* _Material for this task_
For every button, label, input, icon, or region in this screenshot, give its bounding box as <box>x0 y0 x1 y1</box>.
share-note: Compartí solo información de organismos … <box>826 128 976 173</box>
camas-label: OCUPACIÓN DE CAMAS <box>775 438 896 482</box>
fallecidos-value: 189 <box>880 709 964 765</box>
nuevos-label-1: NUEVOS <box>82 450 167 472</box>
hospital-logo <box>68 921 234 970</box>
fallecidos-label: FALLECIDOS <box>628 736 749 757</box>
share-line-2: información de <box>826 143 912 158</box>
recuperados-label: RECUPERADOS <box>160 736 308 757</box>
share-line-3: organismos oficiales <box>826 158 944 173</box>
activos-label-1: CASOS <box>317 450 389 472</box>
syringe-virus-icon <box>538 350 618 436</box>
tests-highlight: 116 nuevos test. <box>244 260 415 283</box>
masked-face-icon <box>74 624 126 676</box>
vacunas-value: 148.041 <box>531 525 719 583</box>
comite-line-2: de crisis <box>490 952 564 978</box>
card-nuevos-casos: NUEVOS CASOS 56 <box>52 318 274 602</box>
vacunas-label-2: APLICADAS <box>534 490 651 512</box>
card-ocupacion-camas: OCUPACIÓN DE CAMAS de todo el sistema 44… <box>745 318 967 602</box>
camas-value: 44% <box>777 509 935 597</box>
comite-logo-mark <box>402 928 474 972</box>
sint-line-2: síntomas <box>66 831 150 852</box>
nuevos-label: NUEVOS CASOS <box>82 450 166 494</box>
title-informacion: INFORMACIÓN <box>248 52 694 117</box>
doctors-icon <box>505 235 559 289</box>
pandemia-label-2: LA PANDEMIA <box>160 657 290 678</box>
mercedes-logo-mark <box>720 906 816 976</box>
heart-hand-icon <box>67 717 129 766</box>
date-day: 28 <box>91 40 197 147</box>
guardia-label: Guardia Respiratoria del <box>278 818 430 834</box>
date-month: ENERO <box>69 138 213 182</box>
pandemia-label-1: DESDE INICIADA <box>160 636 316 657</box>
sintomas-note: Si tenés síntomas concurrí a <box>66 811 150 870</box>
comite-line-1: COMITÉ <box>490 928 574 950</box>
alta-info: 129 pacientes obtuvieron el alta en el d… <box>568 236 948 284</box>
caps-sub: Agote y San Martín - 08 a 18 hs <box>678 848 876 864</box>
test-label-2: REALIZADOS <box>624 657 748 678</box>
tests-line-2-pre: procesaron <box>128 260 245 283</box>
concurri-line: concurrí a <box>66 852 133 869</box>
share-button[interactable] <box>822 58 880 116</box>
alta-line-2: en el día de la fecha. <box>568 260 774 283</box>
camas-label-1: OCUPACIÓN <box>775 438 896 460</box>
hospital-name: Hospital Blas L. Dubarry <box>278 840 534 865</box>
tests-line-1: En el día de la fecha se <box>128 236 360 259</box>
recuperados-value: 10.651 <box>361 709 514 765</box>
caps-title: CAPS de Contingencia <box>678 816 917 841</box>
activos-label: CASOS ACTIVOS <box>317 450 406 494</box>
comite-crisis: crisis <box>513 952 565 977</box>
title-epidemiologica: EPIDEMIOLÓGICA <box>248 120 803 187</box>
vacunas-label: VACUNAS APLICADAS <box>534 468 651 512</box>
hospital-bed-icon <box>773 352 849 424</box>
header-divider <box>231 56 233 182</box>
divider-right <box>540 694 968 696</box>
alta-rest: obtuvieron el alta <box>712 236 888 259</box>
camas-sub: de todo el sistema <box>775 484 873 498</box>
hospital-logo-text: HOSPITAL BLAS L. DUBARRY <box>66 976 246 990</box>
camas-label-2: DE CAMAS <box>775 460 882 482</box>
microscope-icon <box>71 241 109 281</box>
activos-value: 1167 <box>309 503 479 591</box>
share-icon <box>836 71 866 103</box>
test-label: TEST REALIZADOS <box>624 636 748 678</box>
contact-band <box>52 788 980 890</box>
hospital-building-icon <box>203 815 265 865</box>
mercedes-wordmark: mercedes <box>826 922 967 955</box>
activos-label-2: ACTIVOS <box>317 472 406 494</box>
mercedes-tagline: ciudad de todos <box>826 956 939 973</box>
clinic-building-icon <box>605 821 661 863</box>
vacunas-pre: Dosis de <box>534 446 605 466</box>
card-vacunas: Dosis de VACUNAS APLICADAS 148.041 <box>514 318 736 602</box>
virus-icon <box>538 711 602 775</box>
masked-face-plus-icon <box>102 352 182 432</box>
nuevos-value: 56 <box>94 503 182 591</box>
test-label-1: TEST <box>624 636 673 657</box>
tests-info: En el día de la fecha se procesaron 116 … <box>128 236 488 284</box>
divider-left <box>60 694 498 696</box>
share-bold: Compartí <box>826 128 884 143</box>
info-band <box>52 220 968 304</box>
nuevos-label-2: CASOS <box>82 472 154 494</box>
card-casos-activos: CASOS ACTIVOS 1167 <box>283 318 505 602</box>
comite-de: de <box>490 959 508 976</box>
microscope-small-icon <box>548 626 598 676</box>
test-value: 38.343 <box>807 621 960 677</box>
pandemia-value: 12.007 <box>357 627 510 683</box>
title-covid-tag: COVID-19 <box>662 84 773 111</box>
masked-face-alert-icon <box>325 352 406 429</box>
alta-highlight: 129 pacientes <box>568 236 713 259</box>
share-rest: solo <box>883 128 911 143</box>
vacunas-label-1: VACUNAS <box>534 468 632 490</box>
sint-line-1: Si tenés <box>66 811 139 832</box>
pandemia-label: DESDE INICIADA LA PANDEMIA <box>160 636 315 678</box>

* _What the task requires_
Go through the listing above and copy each line in which the string "tests" is found.

* _Exercise result_
tests-highlight: 116 nuevos test. <box>244 260 415 283</box>
tests-line-2-pre: procesaron <box>128 260 245 283</box>
tests-line-1: En el día de la fecha se <box>128 236 360 259</box>
tests-info: En el día de la fecha se procesaron 116 … <box>128 236 488 284</box>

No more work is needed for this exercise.